What you have to do – Reproduce the data below in full and exclude every picture.

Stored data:
──────────

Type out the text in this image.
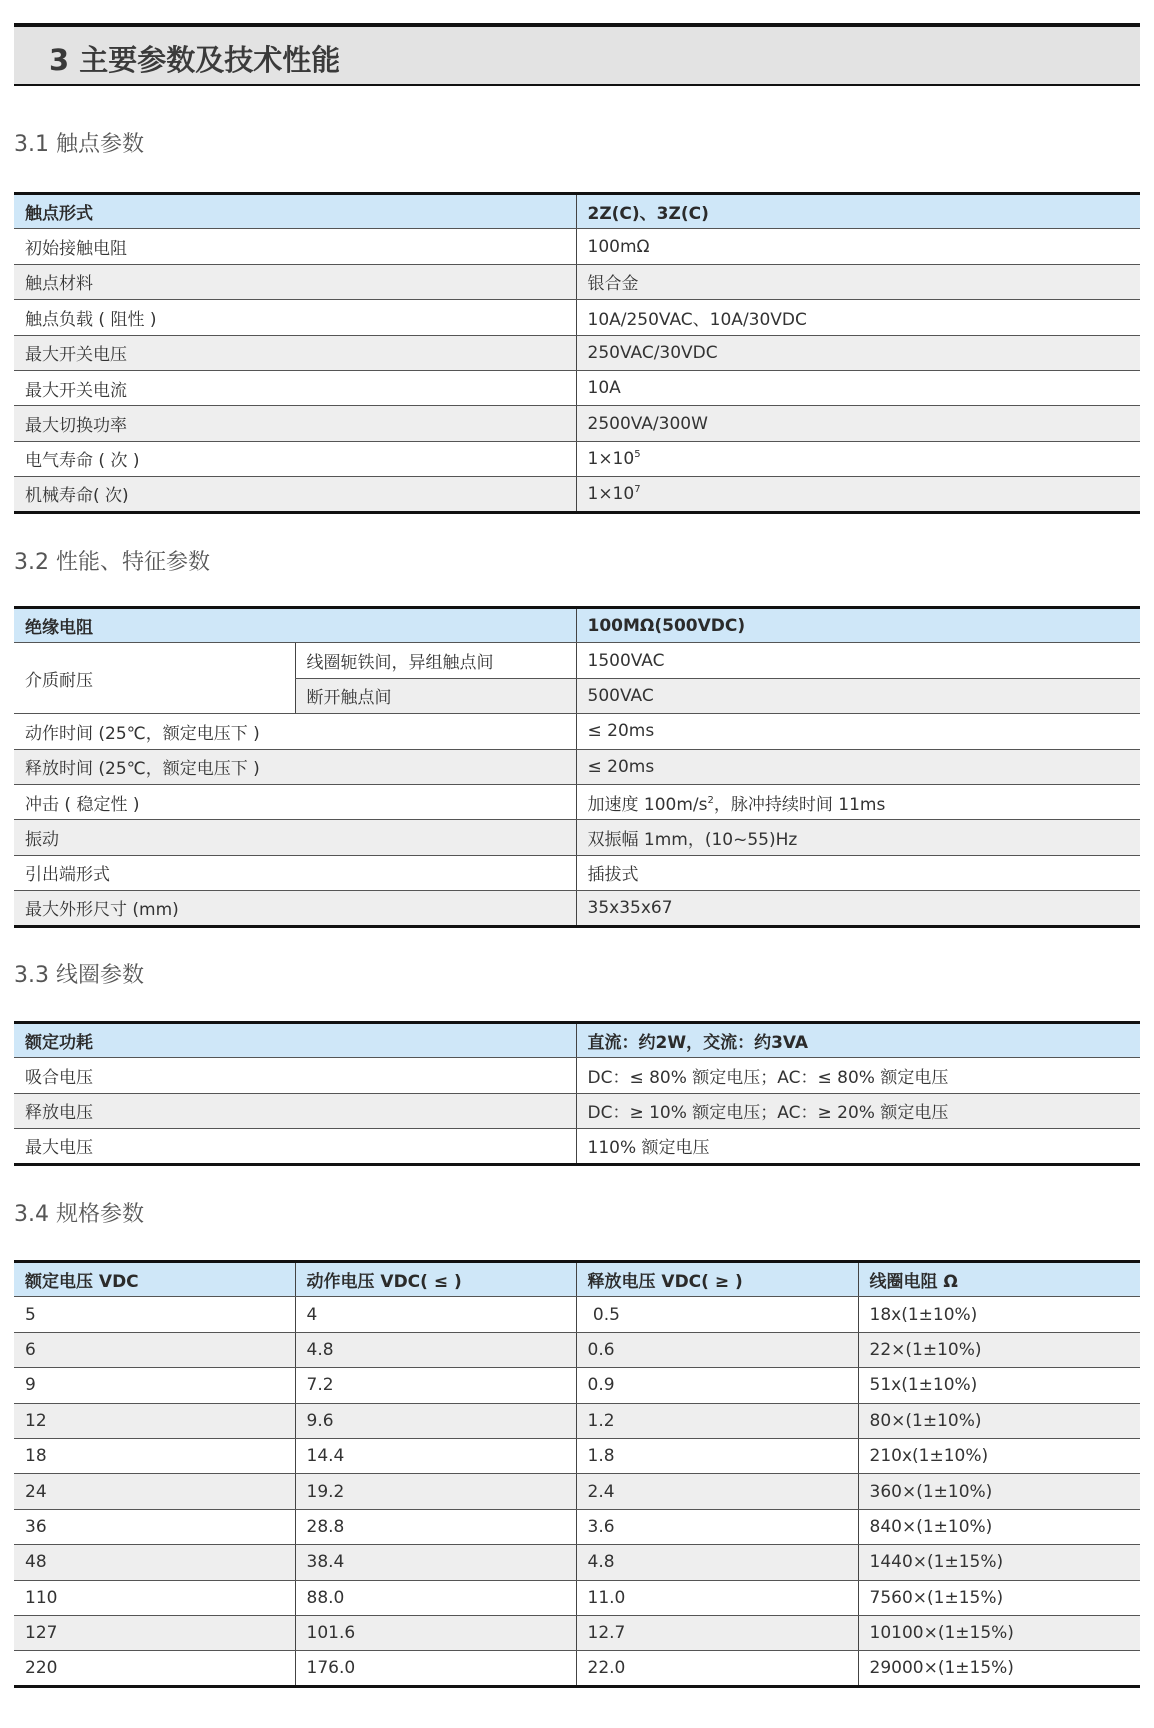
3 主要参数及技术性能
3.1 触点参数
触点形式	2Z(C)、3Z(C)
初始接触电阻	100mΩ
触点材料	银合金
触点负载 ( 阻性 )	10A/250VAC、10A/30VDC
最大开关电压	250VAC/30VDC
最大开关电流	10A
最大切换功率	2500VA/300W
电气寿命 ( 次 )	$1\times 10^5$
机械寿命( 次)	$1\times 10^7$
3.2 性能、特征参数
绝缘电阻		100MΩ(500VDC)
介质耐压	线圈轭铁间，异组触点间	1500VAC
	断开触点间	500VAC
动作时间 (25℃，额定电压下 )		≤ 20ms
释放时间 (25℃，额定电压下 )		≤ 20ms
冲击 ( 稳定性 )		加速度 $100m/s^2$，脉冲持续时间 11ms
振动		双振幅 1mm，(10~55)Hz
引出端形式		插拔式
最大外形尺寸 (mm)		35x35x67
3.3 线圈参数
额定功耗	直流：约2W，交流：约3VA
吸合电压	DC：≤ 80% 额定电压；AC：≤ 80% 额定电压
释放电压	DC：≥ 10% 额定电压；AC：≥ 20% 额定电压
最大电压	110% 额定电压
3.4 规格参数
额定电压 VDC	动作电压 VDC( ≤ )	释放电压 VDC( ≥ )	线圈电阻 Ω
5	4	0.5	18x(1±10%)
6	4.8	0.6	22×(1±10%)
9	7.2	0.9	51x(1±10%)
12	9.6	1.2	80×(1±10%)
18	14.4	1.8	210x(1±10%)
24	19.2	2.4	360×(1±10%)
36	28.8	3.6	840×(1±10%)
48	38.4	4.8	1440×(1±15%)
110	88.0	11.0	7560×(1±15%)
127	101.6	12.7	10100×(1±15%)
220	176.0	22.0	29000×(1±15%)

──────────

Result –
Type out the text in this image.
3 主要参数及技术性能
3.1 触点参数
触点形式	2Z(C)、3Z(C)
初始接触电阻	100mΩ
触点材料	银合金
触点负载 ( 阻性 )	10A/250VAC、10A/30VDC
最大开关电压	250VAC/30VDC
最大开关电流	10A
最大切换功率	2500VA/300W
电气寿命 ( 次 )	$1\times 10^5$
机械寿命( 次)	$1\times 10^7$
3.2 性能、特征参数
绝缘电阻		100MΩ(500VDC)
介质耐压	线圈轭铁间，异组触点间	1500VAC
	断开触点间	500VAC
动作时间 (25℃，额定电压下 )		≤ 20ms
释放时间 (25℃，额定电压下 )		≤ 20ms
冲击 ( 稳定性 )		加速度 $100m/s^2$，脉冲持续时间 11ms
振动		双振幅 1mm，(10~55)Hz
引出端形式		插拔式
最大外形尺寸 (mm)		35x35x67
3.3 线圈参数
额定功耗	直流：约2W，交流：约3VA
吸合电压	DC：≤ 80% 额定电压；AC：≤ 80% 额定电压
释放电压	DC：≥ 10% 额定电压；AC：≥ 20% 额定电压
最大电压	110% 额定电压
3.4 规格参数
额定电压 VDC	动作电压 VDC( ≤ )	释放电压 VDC( ≥ )	线圈电阻 Ω
5	4	0.5	18x(1±10%)
6	4.8	0.6	22×(1±10%)
9	7.2	0.9	51x(1±10%)
12	9.6	1.2	80×(1±10%)
18	14.4	1.8	210x(1±10%)
24	19.2	2.4	360×(1±10%)
36	28.8	3.6	840×(1±10%)
48	38.4	4.8	1440×(1±15%)
110	88.0	11.0	7560×(1±15%)
127	101.6	12.7	10100×(1±15%)
220	176.0	22.0	29000×(1±15%)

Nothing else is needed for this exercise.